# [Request]
Print every entry exactly as written.

[Records]
##########

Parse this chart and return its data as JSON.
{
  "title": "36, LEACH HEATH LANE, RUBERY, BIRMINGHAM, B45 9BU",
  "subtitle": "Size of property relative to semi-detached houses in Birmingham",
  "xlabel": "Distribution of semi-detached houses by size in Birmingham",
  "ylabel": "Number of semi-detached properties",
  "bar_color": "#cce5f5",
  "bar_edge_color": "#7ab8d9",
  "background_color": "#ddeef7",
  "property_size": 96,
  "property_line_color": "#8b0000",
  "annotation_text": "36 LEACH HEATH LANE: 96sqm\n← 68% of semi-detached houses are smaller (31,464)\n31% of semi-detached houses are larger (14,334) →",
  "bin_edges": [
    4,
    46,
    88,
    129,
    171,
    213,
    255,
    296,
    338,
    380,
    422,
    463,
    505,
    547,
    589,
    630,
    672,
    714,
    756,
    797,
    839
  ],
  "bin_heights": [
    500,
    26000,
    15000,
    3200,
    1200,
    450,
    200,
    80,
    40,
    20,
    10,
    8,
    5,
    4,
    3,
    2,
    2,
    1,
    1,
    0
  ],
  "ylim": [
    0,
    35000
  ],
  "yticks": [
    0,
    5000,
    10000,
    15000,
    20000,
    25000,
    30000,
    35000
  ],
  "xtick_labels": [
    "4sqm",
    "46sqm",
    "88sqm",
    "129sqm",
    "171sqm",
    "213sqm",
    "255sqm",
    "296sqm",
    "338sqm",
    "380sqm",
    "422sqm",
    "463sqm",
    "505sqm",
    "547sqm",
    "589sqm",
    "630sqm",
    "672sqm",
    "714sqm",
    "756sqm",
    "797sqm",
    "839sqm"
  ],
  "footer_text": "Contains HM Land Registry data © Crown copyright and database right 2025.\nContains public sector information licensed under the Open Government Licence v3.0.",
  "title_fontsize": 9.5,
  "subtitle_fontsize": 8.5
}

##########

# [Solution for this problem]
Parse this chart and return its data as JSON.
{
  "title": "36, LEACH HEATH LANE, RUBERY, BIRMINGHAM, B45 9BU",
  "subtitle": "Size of property relative to semi-detached houses in Birmingham",
  "xlabel": "Distribution of semi-detached houses by size in Birmingham",
  "ylabel": "Number of semi-detached properties",
  "bar_color": "#cce5f5",
  "bar_edge_color": "#7ab8d9",
  "background_color": "#ddeef7",
  "property_size": 96,
  "property_line_color": "#8b0000",
  "annotation_text": "36 LEACH HEATH LANE: 96sqm\n← 68% of semi-detached houses are smaller (31,464)\n31% of semi-detached houses are larger (14,334) →",
  "bin_edges": [
    4,
    46,
    88,
    129,
    171,
    213,
    255,
    296,
    338,
    380,
    422,
    463,
    505,
    547,
    589,
    630,
    672,
    714,
    756,
    797,
    839
  ],
  "bin_heights": [
    500,
    26000,
    15000,
    3200,
    1200,
    450,
    200,
    80,
    40,
    20,
    10,
    8,
    5,
    4,
    3,
    2,
    2,
    1,
    1,
    0
  ],
  "ylim": [
    0,
    35000
  ],
  "yticks": [
    0,
    5000,
    10000,
    15000,
    20000,
    25000,
    30000,
    35000
  ],
  "xtick_labels": [
    "4sqm",
    "46sqm",
    "88sqm",
    "129sqm",
    "171sqm",
    "213sqm",
    "255sqm",
    "296sqm",
    "338sqm",
    "380sqm",
    "422sqm",
    "463sqm",
    "505sqm",
    "547sqm",
    "589sqm",
    "630sqm",
    "672sqm",
    "714sqm",
    "756sqm",
    "797sqm",
    "839sqm"
  ],
  "footer_text": "Contains HM Land Registry data © Crown copyright and database right 2025.\nContains public sector information licensed under the Open Government Licence v3.0.",
  "title_fontsize": 9.5,
  "subtitle_fontsize": 8.5
}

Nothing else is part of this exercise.